### MATERIAL FOR THE TASK ###

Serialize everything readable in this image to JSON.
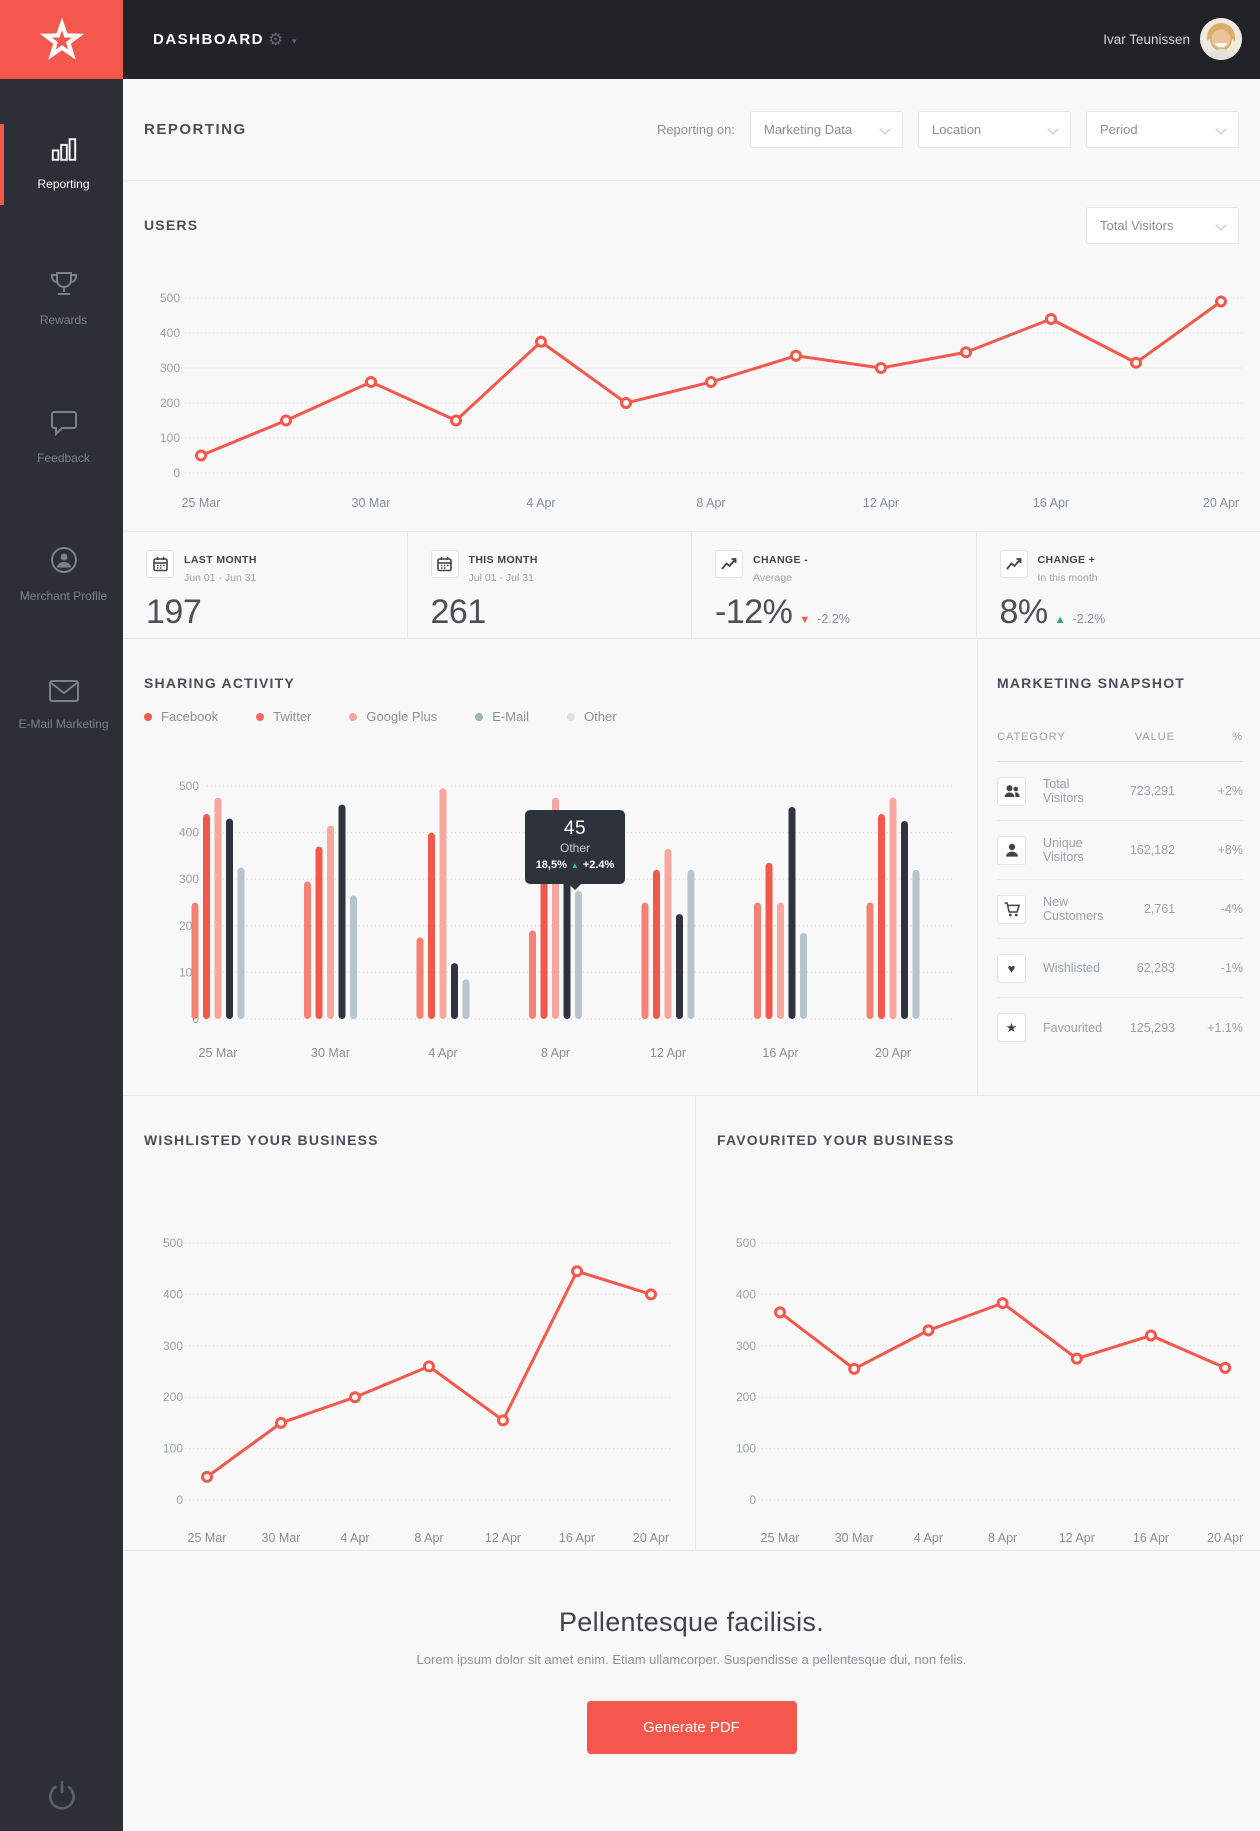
{
  "topbar": {
    "title": "DASHBOARD",
    "user_name": "Ivar Teunissen"
  },
  "sidebar": {
    "items": [
      {
        "label": "Reporting",
        "icon": "bar-chart-icon",
        "active": true
      },
      {
        "label": "Rewards",
        "icon": "trophy-icon",
        "active": false
      },
      {
        "label": "Feedback",
        "icon": "speech-bubble-icon",
        "active": false
      },
      {
        "label": "Merchant Profile",
        "icon": "person-circle-icon",
        "active": false
      },
      {
        "label": "E-Mail Marketing",
        "icon": "envelope-icon",
        "active": false
      }
    ],
    "power_icon": "power-icon"
  },
  "page_header": {
    "title": "REPORTING",
    "filter_label": "Reporting on:",
    "filters": [
      {
        "value": "Marketing Data"
      },
      {
        "value": "Location"
      },
      {
        "value": "Period"
      }
    ]
  },
  "users_section": {
    "title": "USERS",
    "dropdown_value": "Total Visitors"
  },
  "stats": [
    {
      "icon": "calendar-icon",
      "title": "LAST MONTH",
      "subtitle": "Jun 01 - Jun 31",
      "value": "197",
      "arrow": "",
      "arrow_color": "",
      "delta": ""
    },
    {
      "icon": "calendar-icon",
      "title": "THIS MONTH",
      "subtitle": "Jul 01 - Jul 31",
      "value": "261",
      "arrow": "",
      "arrow_color": "",
      "delta": ""
    },
    {
      "icon": "trend-icon",
      "title": "CHANGE -",
      "subtitle": "Average",
      "value": "-12%",
      "arrow": "▼",
      "arrow_color": "#f4584c",
      "delta": "-2.2%"
    },
    {
      "icon": "trend-icon",
      "title": "CHANGE +",
      "subtitle": "In this month",
      "value": "8%",
      "arrow": "▲",
      "arrow_color": "#27ae60",
      "delta": "-2.2%"
    }
  ],
  "sharing": {
    "title": "SHARING ACTIVITY",
    "tooltip": {
      "value": "45",
      "label": "Other",
      "pct": "18,5%",
      "arrow": "▲",
      "arrow_color": "#2ecc71",
      "delta": "+2.4%"
    }
  },
  "snapshot": {
    "title": "MARKETING SNAPSHOT",
    "columns": [
      "CATEGORY",
      "VALUE",
      "%"
    ],
    "rows": [
      {
        "icon": "visitors-icon",
        "category": "Total Visitors",
        "value": "723,291",
        "pct": "+2%"
      },
      {
        "icon": "user-icon",
        "category": "Unique Visitors",
        "value": "162,182",
        "pct": "+8%"
      },
      {
        "icon": "cart-icon",
        "category": "New Customers",
        "value": "2,761",
        "pct": "-4%"
      },
      {
        "icon": "heart-icon",
        "category": "Wishlisted",
        "value": "62,283",
        "pct": "-1%"
      },
      {
        "icon": "star-icon",
        "category": "Favourited",
        "value": "125,293",
        "pct": "+1.1%"
      }
    ]
  },
  "footer": {
    "heading": "Pellentesque facilisis.",
    "body": "Lorem ipsum dolor sit amet enim. Etiam ullamcorper. Suspendisse a pellentesque dui, non felis.",
    "button_label": "Generate PDF"
  },
  "chart_data": [
    {
      "id": "users",
      "type": "line",
      "title": "USERS",
      "categories": [
        "25 Mar",
        "30 Mar",
        "4 Apr",
        "8 Apr",
        "12 Apr",
        "16 Apr",
        "20 Apr"
      ],
      "label_every": 2,
      "values": [
        50,
        150,
        260,
        150,
        375,
        200,
        260,
        335,
        300,
        345,
        440,
        315,
        490
      ],
      "ylim": [
        0,
        500
      ],
      "yticks": [
        0,
        100,
        200,
        300,
        400,
        500
      ],
      "grid": "dotted",
      "color": "#f4584c"
    },
    {
      "id": "sharing",
      "type": "bar",
      "title": "SHARING ACTIVITY",
      "categories": [
        "25 Mar",
        "30 Mar",
        "4 Apr",
        "8 Apr",
        "12 Apr",
        "16 Apr",
        "20 Apr"
      ],
      "series": [
        {
          "name": "Facebook",
          "color": "#f58175",
          "legend_color": "#f4584c",
          "values": [
            250,
            295,
            175,
            190,
            250,
            250,
            250
          ]
        },
        {
          "name": "Twitter",
          "color": "#f4584c",
          "legend_color": "#f5695e",
          "values": [
            440,
            370,
            400,
            305,
            320,
            335,
            440
          ]
        },
        {
          "name": "Google Plus",
          "color": "#f8a79f",
          "legend_color": "#f8a79f",
          "values": [
            475,
            415,
            495,
            475,
            365,
            250,
            475
          ]
        },
        {
          "name": "E-Mail",
          "color": "#2e333e",
          "legend_color": "#9db3bd",
          "values": [
            430,
            460,
            120,
            300,
            225,
            455,
            425
          ]
        },
        {
          "name": "Other",
          "color": "#b6c4cb",
          "legend_color": "#dde2e5",
          "values": [
            325,
            265,
            85,
            275,
            320,
            185,
            320
          ]
        }
      ],
      "ylim": [
        0,
        500
      ],
      "yticks": [
        0,
        100,
        200,
        300,
        400,
        500
      ],
      "grid": "dotted",
      "legend_position": "top-left"
    },
    {
      "id": "wishlisted",
      "type": "line",
      "title": "WISHLISTED YOUR BUSINESS",
      "categories": [
        "25 Mar",
        "30 Mar",
        "4 Apr",
        "8 Apr",
        "12 Apr",
        "16 Apr",
        "20 Apr"
      ],
      "label_every": 1,
      "values": [
        45,
        150,
        200,
        260,
        155,
        445,
        400
      ],
      "ylim": [
        0,
        500
      ],
      "yticks": [
        0,
        100,
        200,
        300,
        400,
        500
      ],
      "grid": "dotted",
      "color": "#f4584c"
    },
    {
      "id": "favourited",
      "type": "line",
      "title": "FAVOURITED YOUR BUSINESS",
      "categories": [
        "25 Mar",
        "30 Mar",
        "4 Apr",
        "8 Apr",
        "12 Apr",
        "16 Apr",
        "20 Apr"
      ],
      "label_every": 1,
      "values": [
        365,
        255,
        330,
        383,
        275,
        320,
        257
      ],
      "ylim": [
        0,
        500
      ],
      "yticks": [
        0,
        100,
        200,
        300,
        400,
        500
      ],
      "grid": "dotted",
      "color": "#f4584c"
    }
  ]
}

###

◆ TO BE DONE:
Nothing in the entries should change as you copy them, except that the pictures are left out.

◆ REPLY TO THE TASK:
Serialize everything readable in this image to JSON.
{
  "topbar": {
    "title": "DASHBOARD",
    "user_name": "Ivar Teunissen"
  },
  "sidebar": {
    "items": [
      {
        "label": "Reporting",
        "icon": "bar-chart-icon",
        "active": true
      },
      {
        "label": "Rewards",
        "icon": "trophy-icon",
        "active": false
      },
      {
        "label": "Feedback",
        "icon": "speech-bubble-icon",
        "active": false
      },
      {
        "label": "Merchant Profile",
        "icon": "person-circle-icon",
        "active": false
      },
      {
        "label": "E-Mail Marketing",
        "icon": "envelope-icon",
        "active": false
      }
    ],
    "power_icon": "power-icon"
  },
  "page_header": {
    "title": "REPORTING",
    "filter_label": "Reporting on:",
    "filters": [
      {
        "value": "Marketing Data"
      },
      {
        "value": "Location"
      },
      {
        "value": "Period"
      }
    ]
  },
  "users_section": {
    "title": "USERS",
    "dropdown_value": "Total Visitors"
  },
  "stats": [
    {
      "icon": "calendar-icon",
      "title": "LAST MONTH",
      "subtitle": "Jun 01 - Jun 31",
      "value": "197",
      "arrow": "",
      "arrow_color": "",
      "delta": ""
    },
    {
      "icon": "calendar-icon",
      "title": "THIS MONTH",
      "subtitle": "Jul 01 - Jul 31",
      "value": "261",
      "arrow": "",
      "arrow_color": "",
      "delta": ""
    },
    {
      "icon": "trend-icon",
      "title": "CHANGE -",
      "subtitle": "Average",
      "value": "-12%",
      "arrow": "▼",
      "arrow_color": "#f4584c",
      "delta": "-2.2%"
    },
    {
      "icon": "trend-icon",
      "title": "CHANGE +",
      "subtitle": "In this month",
      "value": "8%",
      "arrow": "▲",
      "arrow_color": "#27ae60",
      "delta": "-2.2%"
    }
  ],
  "sharing": {
    "title": "SHARING ACTIVITY",
    "tooltip": {
      "value": "45",
      "label": "Other",
      "pct": "18,5%",
      "arrow": "▲",
      "arrow_color": "#2ecc71",
      "delta": "+2.4%"
    }
  },
  "snapshot": {
    "title": "MARKETING SNAPSHOT",
    "columns": [
      "CATEGORY",
      "VALUE",
      "%"
    ],
    "rows": [
      {
        "icon": "visitors-icon",
        "category": "Total Visitors",
        "value": "723,291",
        "pct": "+2%"
      },
      {
        "icon": "user-icon",
        "category": "Unique Visitors",
        "value": "162,182",
        "pct": "+8%"
      },
      {
        "icon": "cart-icon",
        "category": "New Customers",
        "value": "2,761",
        "pct": "-4%"
      },
      {
        "icon": "heart-icon",
        "category": "Wishlisted",
        "value": "62,283",
        "pct": "-1%"
      },
      {
        "icon": "star-icon",
        "category": "Favourited",
        "value": "125,293",
        "pct": "+1.1%"
      }
    ]
  },
  "footer": {
    "heading": "Pellentesque facilisis.",
    "body": "Lorem ipsum dolor sit amet enim. Etiam ullamcorper. Suspendisse a pellentesque dui, non felis.",
    "button_label": "Generate PDF"
  },
  "chart_data": [
    {
      "id": "users",
      "type": "line",
      "title": "USERS",
      "categories": [
        "25 Mar",
        "30 Mar",
        "4 Apr",
        "8 Apr",
        "12 Apr",
        "16 Apr",
        "20 Apr"
      ],
      "label_every": 2,
      "values": [
        50,
        150,
        260,
        150,
        375,
        200,
        260,
        335,
        300,
        345,
        440,
        315,
        490
      ],
      "ylim": [
        0,
        500
      ],
      "yticks": [
        0,
        100,
        200,
        300,
        400,
        500
      ],
      "grid": "dotted",
      "color": "#f4584c"
    },
    {
      "id": "sharing",
      "type": "bar",
      "title": "SHARING ACTIVITY",
      "categories": [
        "25 Mar",
        "30 Mar",
        "4 Apr",
        "8 Apr",
        "12 Apr",
        "16 Apr",
        "20 Apr"
      ],
      "series": [
        {
          "name": "Facebook",
          "color": "#f58175",
          "legend_color": "#f4584c",
          "values": [
            250,
            295,
            175,
            190,
            250,
            250,
            250
          ]
        },
        {
          "name": "Twitter",
          "color": "#f4584c",
          "legend_color": "#f5695e",
          "values": [
            440,
            370,
            400,
            305,
            320,
            335,
            440
          ]
        },
        {
          "name": "Google Plus",
          "color": "#f8a79f",
          "legend_color": "#f8a79f",
          "values": [
            475,
            415,
            495,
            475,
            365,
            250,
            475
          ]
        },
        {
          "name": "E-Mail",
          "color": "#2e333e",
          "legend_color": "#9db3bd",
          "values": [
            430,
            460,
            120,
            300,
            225,
            455,
            425
          ]
        },
        {
          "name": "Other",
          "color": "#b6c4cb",
          "legend_color": "#dde2e5",
          "values": [
            325,
            265,
            85,
            275,
            320,
            185,
            320
          ]
        }
      ],
      "ylim": [
        0,
        500
      ],
      "yticks": [
        0,
        100,
        200,
        300,
        400,
        500
      ],
      "grid": "dotted",
      "legend_position": "top-left"
    },
    {
      "id": "wishlisted",
      "type": "line",
      "title": "WISHLISTED YOUR BUSINESS",
      "categories": [
        "25 Mar",
        "30 Mar",
        "4 Apr",
        "8 Apr",
        "12 Apr",
        "16 Apr",
        "20 Apr"
      ],
      "label_every": 1,
      "values": [
        45,
        150,
        200,
        260,
        155,
        445,
        400
      ],
      "ylim": [
        0,
        500
      ],
      "yticks": [
        0,
        100,
        200,
        300,
        400,
        500
      ],
      "grid": "dotted",
      "color": "#f4584c"
    },
    {
      "id": "favourited",
      "type": "line",
      "title": "FAVOURITED YOUR BUSINESS",
      "categories": [
        "25 Mar",
        "30 Mar",
        "4 Apr",
        "8 Apr",
        "12 Apr",
        "16 Apr",
        "20 Apr"
      ],
      "label_every": 1,
      "values": [
        365,
        255,
        330,
        383,
        275,
        320,
        257
      ],
      "ylim": [
        0,
        500
      ],
      "yticks": [
        0,
        100,
        200,
        300,
        400,
        500
      ],
      "grid": "dotted",
      "color": "#f4584c"
    }
  ]
}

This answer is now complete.